┌────────
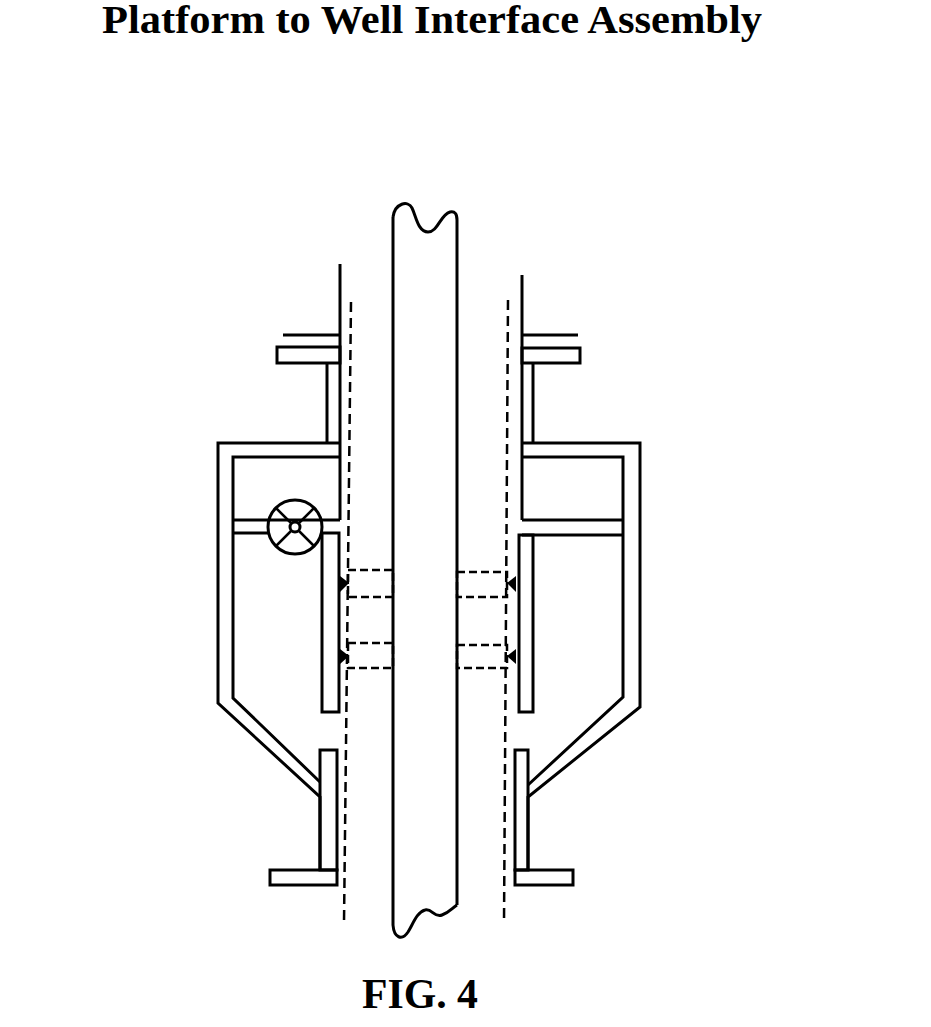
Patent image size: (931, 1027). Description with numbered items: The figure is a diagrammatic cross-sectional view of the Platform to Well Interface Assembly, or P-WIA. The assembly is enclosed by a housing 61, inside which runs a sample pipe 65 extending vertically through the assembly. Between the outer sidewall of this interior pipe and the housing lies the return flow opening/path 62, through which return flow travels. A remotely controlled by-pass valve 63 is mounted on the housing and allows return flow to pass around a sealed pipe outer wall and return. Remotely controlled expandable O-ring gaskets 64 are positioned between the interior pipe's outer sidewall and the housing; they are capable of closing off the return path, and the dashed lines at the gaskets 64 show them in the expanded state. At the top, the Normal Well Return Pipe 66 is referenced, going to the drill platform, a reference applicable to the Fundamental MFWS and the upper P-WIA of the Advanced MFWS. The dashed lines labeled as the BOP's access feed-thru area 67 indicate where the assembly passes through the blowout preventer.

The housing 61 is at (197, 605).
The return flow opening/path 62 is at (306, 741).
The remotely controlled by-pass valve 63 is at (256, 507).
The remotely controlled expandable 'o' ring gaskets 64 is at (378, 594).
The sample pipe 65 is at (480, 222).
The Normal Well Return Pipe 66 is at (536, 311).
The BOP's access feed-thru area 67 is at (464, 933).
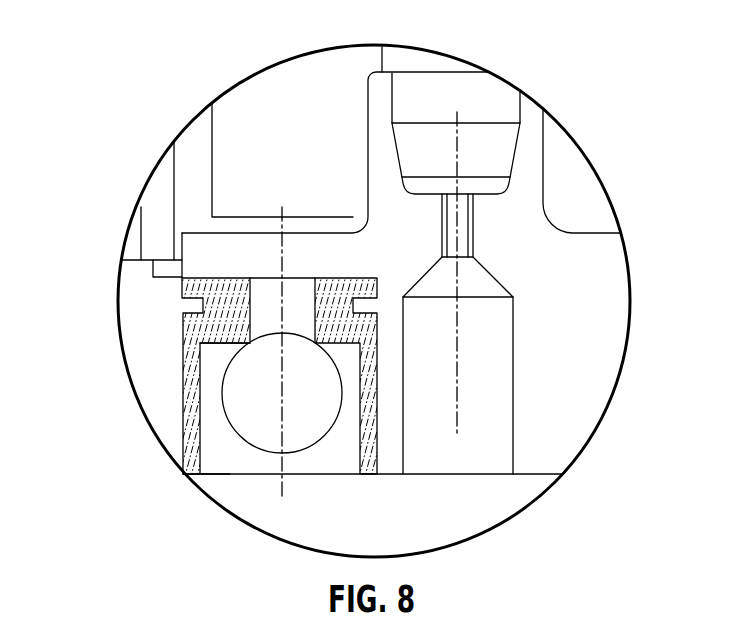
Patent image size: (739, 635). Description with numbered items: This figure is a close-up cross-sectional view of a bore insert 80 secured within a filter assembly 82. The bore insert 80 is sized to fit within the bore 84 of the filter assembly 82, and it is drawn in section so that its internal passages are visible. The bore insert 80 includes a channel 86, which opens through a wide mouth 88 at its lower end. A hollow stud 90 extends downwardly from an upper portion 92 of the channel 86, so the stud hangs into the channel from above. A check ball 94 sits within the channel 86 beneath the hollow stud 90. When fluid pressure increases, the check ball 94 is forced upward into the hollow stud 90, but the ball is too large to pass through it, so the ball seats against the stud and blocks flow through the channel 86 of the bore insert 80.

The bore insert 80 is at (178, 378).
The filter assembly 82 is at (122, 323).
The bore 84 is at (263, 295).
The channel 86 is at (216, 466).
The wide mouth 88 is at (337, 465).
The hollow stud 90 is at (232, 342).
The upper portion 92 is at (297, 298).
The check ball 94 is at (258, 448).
└────────
▶ _PROBLEM STATEMENT_:
Copy the items word for word, from the beginning through the line containing "The BOP's access feed-thru area 67 is", including that line. Leave out the pictures.

▶ _CORRECT RESULT_:
Patent image size: (931, 1027). Description with numbered items: The figure is a diagrammatic cross-sectional view of the Platform to Well Interface Assembly, or P-WIA. The assembly is enclosed by a housing 61, inside which runs a sample pipe 65 extending vertically through the assembly. Between the outer sidewall of this interior pipe and the housing lies the return flow opening/path 62, through which return flow travels. A remotely controlled by-pass valve 63 is mounted on the housing and allows return flow to pass around a sealed pipe outer wall and return. Remotely controlled expandable O-ring gaskets 64 are positioned between the interior pipe's outer sidewall and the housing; they are capable of closing off the return path, and the dashed lines at the gaskets 64 show them in the expanded state. At the top, the Normal Well Return Pipe 66 is referenced, going to the drill platform, a reference applicable to the Fundamental MFWS and the upper P-WIA of the Advanced MFWS. The dashed lines labeled as the BOP's access feed-thru area 67 indicate where the assembly passes through the blowout preventer.

The housing 61 is at (197, 605).
The return flow opening/path 62 is at (306, 741).
The remotely controlled by-pass valve 63 is at (256, 507).
The remotely controlled expandable 'o' ring gaskets 64 is at (378, 594).
The sample pipe 65 is at (480, 222).
The Normal Well Return Pipe 66 is at (536, 311).
The BOP's access feed-thru area 67 is at (464, 933).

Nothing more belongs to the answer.